* [What is expected]:
All records must be quoted exactly. Omit the pictures.

....

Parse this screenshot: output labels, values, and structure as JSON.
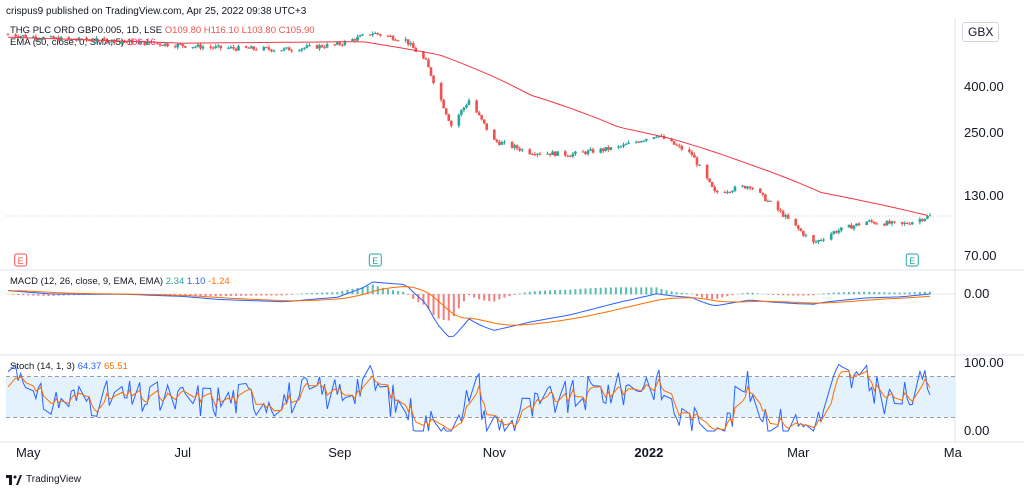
{
  "header": {
    "publisher": "crispus9 published on TradingView.com, Apr 25, 2022 09:38 UTC+3"
  },
  "legend": {
    "symbol": "THG PLC ORD GBP0.005, 1D, LSE",
    "o": "O109.80",
    "h": "H116.10",
    "l": "L103.80",
    "c": "C105.90",
    "ema_label": "EMA (50, close, 0, SMA, 5)",
    "ema_value": "106.16",
    "macd_label": "MACD (12, 26, close, 9, EMA, EMA)",
    "macd_v1": "2.34",
    "macd_v2": "1.10",
    "macd_v3": "-1.24",
    "stoch_label": "Stoch (14, 1, 3)",
    "stoch_v1": "64.37",
    "stoch_v2": "65.51"
  },
  "currency_button": "GBX",
  "footer": {
    "brand": "TradingView"
  },
  "colors": {
    "up": "#26a69a",
    "down": "#ef5350",
    "ema": "#f23645",
    "macd": "#2962ff",
    "signal": "#ff6d00",
    "stoch_k": "#2962ff",
    "stoch_d": "#ff6d00",
    "band": "#e3f2fd"
  },
  "chart_data": {
    "type": "candlestick",
    "price_axis": {
      "scale": "log",
      "ticks": [
        "400.00",
        "250.00",
        "130.00",
        "70.00"
      ],
      "tick_values": [
        400,
        250,
        130,
        70
      ]
    },
    "x_labels": [
      "May",
      "Jul",
      "Sep",
      "Nov",
      "2022",
      "Mar",
      "Ma"
    ],
    "earnings_markers": [
      "E",
      "E",
      "E"
    ],
    "price_series": {
      "name": "THG PLC ORD GBP0.005",
      "approx_close": [
        {
          "date": "2021-04-23",
          "close": 690
        },
        {
          "date": "2021-05-10",
          "close": 660
        },
        {
          "date": "2021-06-10",
          "close": 640
        },
        {
          "date": "2021-07-15",
          "close": 600
        },
        {
          "date": "2021-08-10",
          "close": 590
        },
        {
          "date": "2021-08-31",
          "close": 620
        },
        {
          "date": "2021-09-14",
          "close": 700
        },
        {
          "date": "2021-09-27",
          "close": 650
        },
        {
          "date": "2021-10-05",
          "close": 520
        },
        {
          "date": "2021-10-15",
          "close": 270
        },
        {
          "date": "2021-10-22",
          "close": 350
        },
        {
          "date": "2021-11-01",
          "close": 230
        },
        {
          "date": "2021-11-15",
          "close": 205
        },
        {
          "date": "2021-12-01",
          "close": 200
        },
        {
          "date": "2021-12-20",
          "close": 215
        },
        {
          "date": "2022-01-04",
          "close": 245
        },
        {
          "date": "2022-01-18",
          "close": 200
        },
        {
          "date": "2022-01-27",
          "close": 135
        },
        {
          "date": "2022-02-10",
          "close": 145
        },
        {
          "date": "2022-02-22",
          "close": 110
        },
        {
          "date": "2022-03-07",
          "close": 80
        },
        {
          "date": "2022-03-15",
          "close": 90
        },
        {
          "date": "2022-03-28",
          "close": 100
        },
        {
          "date": "2022-04-11",
          "close": 97
        },
        {
          "date": "2022-04-22",
          "close": 106
        }
      ]
    },
    "ema_series": {
      "name": "EMA (50, close, 0, SMA, 5)",
      "approx": [
        {
          "date": "2021-04-23",
          "value": 670
        },
        {
          "date": "2021-07-01",
          "value": 630
        },
        {
          "date": "2021-09-10",
          "value": 640
        },
        {
          "date": "2021-10-10",
          "value": 560
        },
        {
          "date": "2021-11-15",
          "value": 370
        },
        {
          "date": "2021-12-20",
          "value": 265
        },
        {
          "date": "2022-01-10",
          "value": 235
        },
        {
          "date": "2022-02-10",
          "value": 180
        },
        {
          "date": "2022-03-10",
          "value": 135
        },
        {
          "date": "2022-04-22",
          "value": 106
        }
      ]
    },
    "macd_axis": {
      "ticks": [
        "0.00"
      ]
    },
    "stoch_axis": {
      "ticks": [
        "100.00",
        "0.00"
      ],
      "band": [
        20,
        80
      ]
    }
  }
}
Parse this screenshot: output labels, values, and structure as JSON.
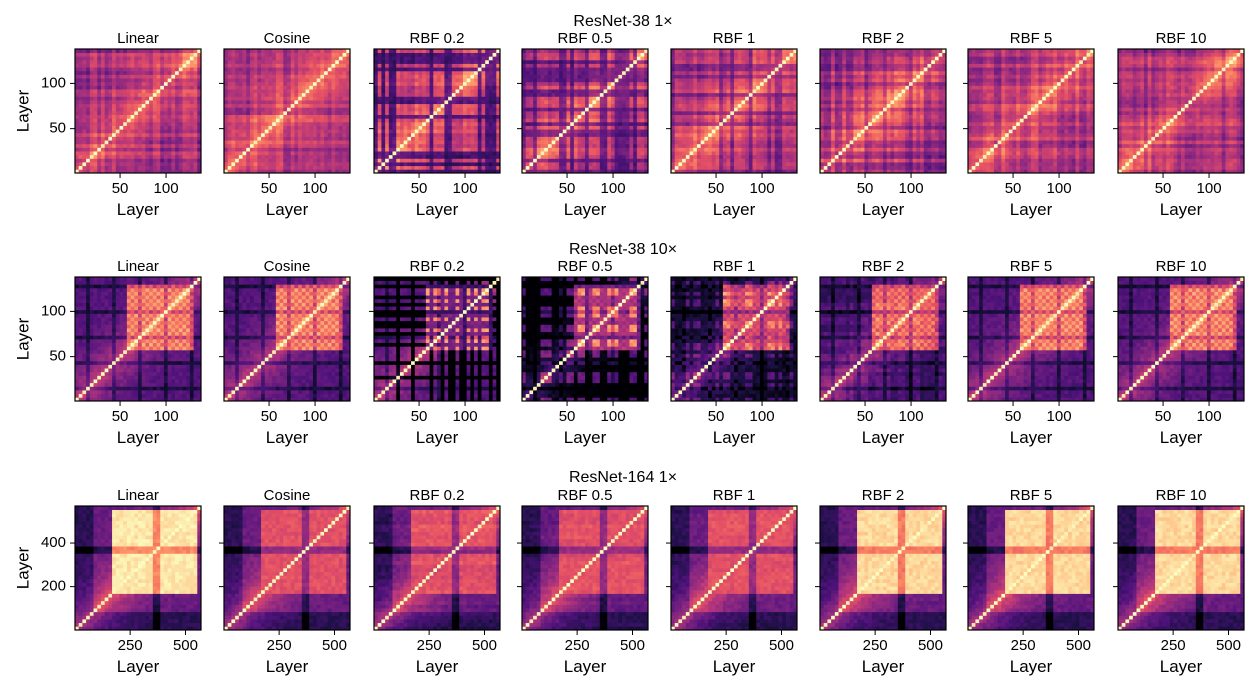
{
  "chart_data": {
    "type": "heatmap",
    "description_of_values": "layer-by-layer representation similarity (CKA)",
    "colormap": "magma",
    "rows": [
      {
        "title": "ResNet-38 1×",
        "n_layers": 138,
        "xlabel": "Layer",
        "ylabel": "Layer",
        "xticks": [
          50,
          100
        ],
        "yticks": [
          50,
          100
        ],
        "panels": [
          {
            "title": "Linear",
            "kernel": "linear"
          },
          {
            "title": "Cosine",
            "kernel": "cosine"
          },
          {
            "title": "RBF 0.2",
            "kernel": "rbf",
            "sigma": 0.2
          },
          {
            "title": "RBF 0.5",
            "kernel": "rbf",
            "sigma": 0.5
          },
          {
            "title": "RBF 1",
            "kernel": "rbf",
            "sigma": 1
          },
          {
            "title": "RBF 2",
            "kernel": "rbf",
            "sigma": 2
          },
          {
            "title": "RBF 5",
            "kernel": "rbf",
            "sigma": 5
          },
          {
            "title": "RBF 10",
            "kernel": "rbf",
            "sigma": 10
          }
        ]
      },
      {
        "title": "ResNet-38 10×",
        "n_layers": 138,
        "xlabel": "Layer",
        "ylabel": "Layer",
        "xticks": [
          50,
          100
        ],
        "yticks": [
          50,
          100
        ],
        "panels": [
          {
            "title": "Linear",
            "kernel": "linear"
          },
          {
            "title": "Cosine",
            "kernel": "cosine"
          },
          {
            "title": "RBF 0.2",
            "kernel": "rbf",
            "sigma": 0.2
          },
          {
            "title": "RBF 0.5",
            "kernel": "rbf",
            "sigma": 0.5
          },
          {
            "title": "RBF 1",
            "kernel": "rbf",
            "sigma": 1
          },
          {
            "title": "RBF 2",
            "kernel": "rbf",
            "sigma": 2
          },
          {
            "title": "RBF 5",
            "kernel": "rbf",
            "sigma": 5
          },
          {
            "title": "RBF 10",
            "kernel": "rbf",
            "sigma": 10
          }
        ]
      },
      {
        "title": "ResNet-164 1×",
        "n_layers": 570,
        "xlabel": "Layer",
        "ylabel": "Layer",
        "xticks": [
          250,
          500
        ],
        "yticks": [
          200,
          400
        ],
        "panels": [
          {
            "title": "Linear",
            "kernel": "linear"
          },
          {
            "title": "Cosine",
            "kernel": "cosine"
          },
          {
            "title": "RBF 0.2",
            "kernel": "rbf",
            "sigma": 0.2
          },
          {
            "title": "RBF 0.5",
            "kernel": "rbf",
            "sigma": 0.5
          },
          {
            "title": "RBF 1",
            "kernel": "rbf",
            "sigma": 1
          },
          {
            "title": "RBF 2",
            "kernel": "rbf",
            "sigma": 2
          },
          {
            "title": "RBF 5",
            "kernel": "rbf",
            "sigma": 5
          },
          {
            "title": "RBF 10",
            "kernel": "rbf",
            "sigma": 10
          }
        ]
      }
    ]
  }
}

....

* [Answer to this task]:
Parse this screenshot: output labels, values, and structure as JSON.
{
  "header": {
    "publisher": "crispus9 published on TradingView.com, Apr 25, 2022 09:38 UTC+3"
  },
  "legend": {
    "symbol": "THG PLC ORD GBP0.005, 1D, LSE",
    "o": "O109.80",
    "h": "H116.10",
    "l": "L103.80",
    "c": "C105.90",
    "ema_label": "EMA (50, close, 0, SMA, 5)",
    "ema_value": "106.16",
    "macd_label": "MACD (12, 26, close, 9, EMA, EMA)",
    "macd_v1": "2.34",
    "macd_v2": "1.10",
    "macd_v3": "-1.24",
    "stoch_label": "Stoch (14, 1, 3)",
    "stoch_v1": "64.37",
    "stoch_v2": "65.51"
  },
  "currency_button": "GBX",
  "footer": {
    "brand": "TradingView"
  },
  "colors": {
    "up": "#26a69a",
    "down": "#ef5350",
    "ema": "#f23645",
    "macd": "#2962ff",
    "signal": "#ff6d00",
    "stoch_k": "#2962ff",
    "stoch_d": "#ff6d00",
    "band": "#e3f2fd"
  },
  "chart_data": {
    "type": "candlestick",
    "price_axis": {
      "scale": "log",
      "ticks": [
        "400.00",
        "250.00",
        "130.00",
        "70.00"
      ],
      "tick_values": [
        400,
        250,
        130,
        70
      ]
    },
    "x_labels": [
      "May",
      "Jul",
      "Sep",
      "Nov",
      "2022",
      "Mar",
      "Ma"
    ],
    "earnings_markers": [
      "E",
      "E",
      "E"
    ],
    "price_series": {
      "name": "THG PLC ORD GBP0.005",
      "approx_close": [
        {
          "date": "2021-04-23",
          "close": 690
        },
        {
          "date": "2021-05-10",
          "close": 660
        },
        {
          "date": "2021-06-10",
          "close": 640
        },
        {
          "date": "2021-07-15",
          "close": 600
        },
        {
          "date": "2021-08-10",
          "close": 590
        },
        {
          "date": "2021-08-31",
          "close": 620
        },
        {
          "date": "2021-09-14",
          "close": 700
        },
        {
          "date": "2021-09-27",
          "close": 650
        },
        {
          "date": "2021-10-05",
          "close": 520
        },
        {
          "date": "2021-10-15",
          "close": 270
        },
        {
          "date": "2021-10-22",
          "close": 350
        },
        {
          "date": "2021-11-01",
          "close": 230
        },
        {
          "date": "2021-11-15",
          "close": 205
        },
        {
          "date": "2021-12-01",
          "close": 200
        },
        {
          "date": "2021-12-20",
          "close": 215
        },
        {
          "date": "2022-01-04",
          "close": 245
        },
        {
          "date": "2022-01-18",
          "close": 200
        },
        {
          "date": "2022-01-27",
          "close": 135
        },
        {
          "date": "2022-02-10",
          "close": 145
        },
        {
          "date": "2022-02-22",
          "close": 110
        },
        {
          "date": "2022-03-07",
          "close": 80
        },
        {
          "date": "2022-03-15",
          "close": 90
        },
        {
          "date": "2022-03-28",
          "close": 100
        },
        {
          "date": "2022-04-11",
          "close": 97
        },
        {
          "date": "2022-04-22",
          "close": 106
        }
      ]
    },
    "ema_series": {
      "name": "EMA (50, close, 0, SMA, 5)",
      "approx": [
        {
          "date": "2021-04-23",
          "value": 670
        },
        {
          "date": "2021-07-01",
          "value": 630
        },
        {
          "date": "2021-09-10",
          "value": 640
        },
        {
          "date": "2021-10-10",
          "value": 560
        },
        {
          "date": "2021-11-15",
          "value": 370
        },
        {
          "date": "2021-12-20",
          "value": 265
        },
        {
          "date": "2022-01-10",
          "value": 235
        },
        {
          "date": "2022-02-10",
          "value": 180
        },
        {
          "date": "2022-03-10",
          "value": 135
        },
        {
          "date": "2022-04-22",
          "value": 106
        }
      ]
    },
    "macd_axis": {
      "ticks": [
        "0.00"
      ]
    },
    "stoch_axis": {
      "ticks": [
        "100.00",
        "0.00"
      ],
      "band": [
        20,
        80
      ]
    }
  }
}
Parse this screenshot: output labels, values, and structure as JSON.
{
  "chart_data": {
    "type": "heatmap",
    "description_of_values": "layer-by-layer representation similarity (CKA)",
    "colormap": "magma",
    "rows": [
      {
        "title": "ResNet-38 1×",
        "n_layers": 138,
        "xlabel": "Layer",
        "ylabel": "Layer",
        "xticks": [
          50,
          100
        ],
        "yticks": [
          50,
          100
        ],
        "panels": [
          {
            "title": "Linear",
            "kernel": "linear"
          },
          {
            "title": "Cosine",
            "kernel": "cosine"
          },
          {
            "title": "RBF 0.2",
            "kernel": "rbf",
            "sigma": 0.2
          },
          {
            "title": "RBF 0.5",
            "kernel": "rbf",
            "sigma": 0.5
          },
          {
            "title": "RBF 1",
            "kernel": "rbf",
            "sigma": 1
          },
          {
            "title": "RBF 2",
            "kernel": "rbf",
            "sigma": 2
          },
          {
            "title": "RBF 5",
            "kernel": "rbf",
            "sigma": 5
          },
          {
            "title": "RBF 10",
            "kernel": "rbf",
            "sigma": 10
          }
        ]
      },
      {
        "title": "ResNet-38 10×",
        "n_layers": 138,
        "xlabel": "Layer",
        "ylabel": "Layer",
        "xticks": [
          50,
          100
        ],
        "yticks": [
          50,
          100
        ],
        "panels": [
          {
            "title": "Linear",
            "kernel": "linear"
          },
          {
            "title": "Cosine",
            "kernel": "cosine"
          },
          {
            "title": "RBF 0.2",
            "kernel": "rbf",
            "sigma": 0.2
          },
          {
            "title": "RBF 0.5",
            "kernel": "rbf",
            "sigma": 0.5
          },
          {
            "title": "RBF 1",
            "kernel": "rbf",
            "sigma": 1
          },
          {
            "title": "RBF 2",
            "kernel": "rbf",
            "sigma": 2
          },
          {
            "title": "RBF 5",
            "kernel": "rbf",
            "sigma": 5
          },
          {
            "title": "RBF 10",
            "kernel": "rbf",
            "sigma": 10
          }
        ]
      },
      {
        "title": "ResNet-164 1×",
        "n_layers": 570,
        "xlabel": "Layer",
        "ylabel": "Layer",
        "xticks": [
          250,
          500
        ],
        "yticks": [
          200,
          400
        ],
        "panels": [
          {
            "title": "Linear",
            "kernel": "linear"
          },
          {
            "title": "Cosine",
            "kernel": "cosine"
          },
          {
            "title": "RBF 0.2",
            "kernel": "rbf",
            "sigma": 0.2
          },
          {
            "title": "RBF 0.5",
            "kernel": "rbf",
            "sigma": 0.5
          },
          {
            "title": "RBF 1",
            "kernel": "rbf",
            "sigma": 1
          },
          {
            "title": "RBF 2",
            "kernel": "rbf",
            "sigma": 2
          },
          {
            "title": "RBF 5",
            "kernel": "rbf",
            "sigma": 5
          },
          {
            "title": "RBF 10",
            "kernel": "rbf",
            "sigma": 10
          }
        ]
      }
    ]
  }
}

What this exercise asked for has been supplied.